DIRECTIVE> Locate the lines that hold the string "Brodě". Copy every such line.

DATA TO USE>
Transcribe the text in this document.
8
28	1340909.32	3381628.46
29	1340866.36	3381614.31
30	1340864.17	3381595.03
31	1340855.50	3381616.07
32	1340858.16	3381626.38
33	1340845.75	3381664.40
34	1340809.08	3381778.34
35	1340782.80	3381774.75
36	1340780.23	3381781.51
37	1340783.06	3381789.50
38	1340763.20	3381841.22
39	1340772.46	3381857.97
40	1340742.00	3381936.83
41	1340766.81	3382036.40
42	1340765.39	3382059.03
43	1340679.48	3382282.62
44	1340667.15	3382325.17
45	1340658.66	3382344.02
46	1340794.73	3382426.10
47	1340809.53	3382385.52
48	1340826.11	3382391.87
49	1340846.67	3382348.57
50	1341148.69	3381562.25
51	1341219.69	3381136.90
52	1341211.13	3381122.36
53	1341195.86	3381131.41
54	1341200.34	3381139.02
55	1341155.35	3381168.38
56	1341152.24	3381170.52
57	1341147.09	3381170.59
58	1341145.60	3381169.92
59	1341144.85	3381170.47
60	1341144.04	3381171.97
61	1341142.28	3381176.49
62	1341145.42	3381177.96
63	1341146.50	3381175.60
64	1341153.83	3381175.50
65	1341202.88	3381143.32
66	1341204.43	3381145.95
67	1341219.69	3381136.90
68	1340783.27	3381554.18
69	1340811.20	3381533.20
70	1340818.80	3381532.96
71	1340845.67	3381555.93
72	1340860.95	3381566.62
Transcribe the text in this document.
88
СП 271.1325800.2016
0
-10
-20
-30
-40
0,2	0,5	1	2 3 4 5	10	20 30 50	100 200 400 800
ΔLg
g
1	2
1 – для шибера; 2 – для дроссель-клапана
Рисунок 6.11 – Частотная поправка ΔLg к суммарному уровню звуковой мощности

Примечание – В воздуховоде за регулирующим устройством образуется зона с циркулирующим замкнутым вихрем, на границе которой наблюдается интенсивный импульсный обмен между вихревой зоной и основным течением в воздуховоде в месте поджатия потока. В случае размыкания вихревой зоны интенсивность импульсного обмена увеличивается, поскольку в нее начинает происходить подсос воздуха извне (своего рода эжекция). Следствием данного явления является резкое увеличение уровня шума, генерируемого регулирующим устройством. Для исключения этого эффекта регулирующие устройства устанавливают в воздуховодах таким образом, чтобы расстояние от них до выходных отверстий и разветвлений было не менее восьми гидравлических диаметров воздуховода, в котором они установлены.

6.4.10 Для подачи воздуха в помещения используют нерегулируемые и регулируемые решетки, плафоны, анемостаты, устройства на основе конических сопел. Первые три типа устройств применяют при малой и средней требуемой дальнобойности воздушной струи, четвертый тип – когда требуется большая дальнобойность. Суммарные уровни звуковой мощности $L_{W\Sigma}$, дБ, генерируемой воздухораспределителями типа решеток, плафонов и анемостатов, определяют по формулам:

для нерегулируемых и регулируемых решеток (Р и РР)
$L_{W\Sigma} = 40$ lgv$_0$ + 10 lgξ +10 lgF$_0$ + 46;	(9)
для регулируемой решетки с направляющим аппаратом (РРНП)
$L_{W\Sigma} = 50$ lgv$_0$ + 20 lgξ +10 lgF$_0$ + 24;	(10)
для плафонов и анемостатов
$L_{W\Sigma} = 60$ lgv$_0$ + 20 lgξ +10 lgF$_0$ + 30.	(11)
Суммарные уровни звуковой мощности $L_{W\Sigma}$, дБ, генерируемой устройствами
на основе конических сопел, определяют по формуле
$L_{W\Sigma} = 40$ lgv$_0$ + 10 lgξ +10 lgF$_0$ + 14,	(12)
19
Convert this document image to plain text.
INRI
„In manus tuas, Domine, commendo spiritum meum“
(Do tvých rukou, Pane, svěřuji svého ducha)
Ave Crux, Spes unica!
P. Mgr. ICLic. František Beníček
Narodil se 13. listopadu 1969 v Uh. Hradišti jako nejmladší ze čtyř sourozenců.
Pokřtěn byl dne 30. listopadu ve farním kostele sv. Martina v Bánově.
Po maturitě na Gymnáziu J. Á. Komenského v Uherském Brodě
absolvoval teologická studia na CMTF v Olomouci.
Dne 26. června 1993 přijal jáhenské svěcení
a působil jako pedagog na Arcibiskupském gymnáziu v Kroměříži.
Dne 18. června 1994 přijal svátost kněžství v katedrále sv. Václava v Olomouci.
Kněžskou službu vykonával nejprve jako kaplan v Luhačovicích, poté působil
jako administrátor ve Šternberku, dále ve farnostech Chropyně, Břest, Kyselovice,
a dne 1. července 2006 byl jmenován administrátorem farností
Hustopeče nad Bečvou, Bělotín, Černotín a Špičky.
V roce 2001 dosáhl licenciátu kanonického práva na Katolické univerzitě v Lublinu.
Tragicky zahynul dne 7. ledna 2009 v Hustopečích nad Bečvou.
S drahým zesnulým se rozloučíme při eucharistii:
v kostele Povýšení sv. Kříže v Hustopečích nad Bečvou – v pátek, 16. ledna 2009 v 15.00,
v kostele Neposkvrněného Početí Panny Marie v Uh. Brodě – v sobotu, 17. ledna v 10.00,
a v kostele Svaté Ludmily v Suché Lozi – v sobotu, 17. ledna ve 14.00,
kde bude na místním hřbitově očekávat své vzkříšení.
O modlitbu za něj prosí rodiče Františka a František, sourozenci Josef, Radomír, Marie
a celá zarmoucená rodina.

SOLUTION TO THE PROBLEM>
Po maturitě na Gymnáziu J. Á. Komenského v Uherském Brodě
v kostele Neposkvrněného Početí Panny Marie v Uh. Brodě – v sobotu, 17. ledna v 10.00,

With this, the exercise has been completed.